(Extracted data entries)
** begin **

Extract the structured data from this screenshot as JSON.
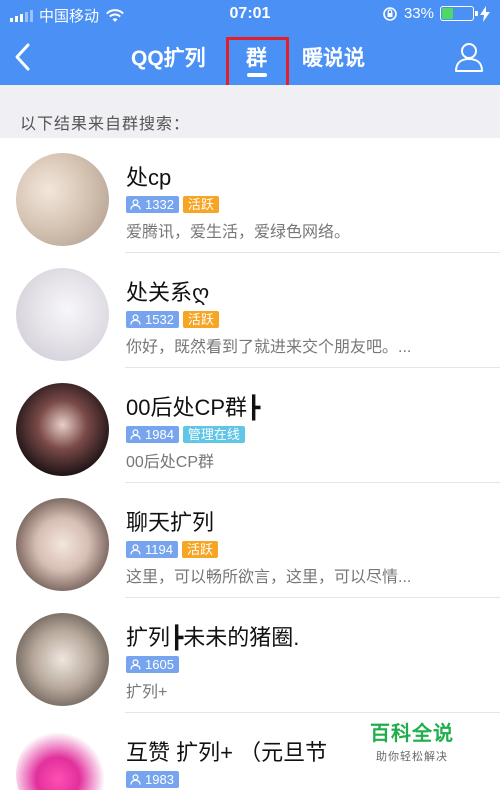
{
  "status_bar": {
    "carrier": "中国移动",
    "time": "07:01",
    "battery_percent": "33%",
    "battery_level": 0.33
  },
  "nav": {
    "tabs": [
      {
        "label": "QQ扩列"
      },
      {
        "label": "群"
      },
      {
        "label": "暖说说"
      }
    ],
    "active_tab": "群",
    "highlight_color": "#e3202a",
    "bar_color": "#4a90f5"
  },
  "subheader": {
    "text": "以下结果来自群搜索："
  },
  "results": [
    {
      "title": "处cp",
      "count": "1332",
      "badge": "活跃",
      "badge_type": "active",
      "desc": "爱腾讯，爱生活，爱绿色网络。"
    },
    {
      "title": "处关系ღ",
      "count": "1532",
      "badge": "活跃",
      "badge_type": "active",
      "desc": "你好，既然看到了就进来交个朋友吧。..."
    },
    {
      "title": "00后处CP群┣",
      "count": "1984",
      "badge": "管理在线",
      "badge_type": "admin",
      "desc": "00后处CP群"
    },
    {
      "title": "聊天扩列",
      "count": "1194",
      "badge": "活跃",
      "badge_type": "active",
      "desc": "这里，可以畅所欲言，这里，可以尽情..."
    },
    {
      "title": "扩列┣未未的猪圈.",
      "count": "1605",
      "badge": "",
      "badge_type": "none",
      "desc": "扩列+"
    },
    {
      "title": "互赞 扩列+ （元旦节",
      "count": "1983",
      "badge": "",
      "badge_type": "none",
      "desc": ""
    }
  ],
  "watermark": {
    "main": "百科全说",
    "sub": "助你轻松解决"
  }
}
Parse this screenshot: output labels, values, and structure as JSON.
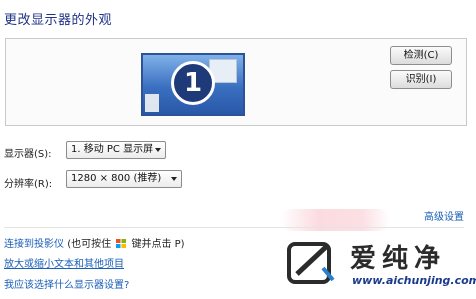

** end **

Copy every line of the listing that contains the word "title".

      "title": "处cp",
      "title": "处关系ღ",
      "title": "00后处CP群┣",
      "title": "聊天扩列",
      "title": "扩列┣未未的猪圈.",
      "title": "互赞 扩列+ （元旦节",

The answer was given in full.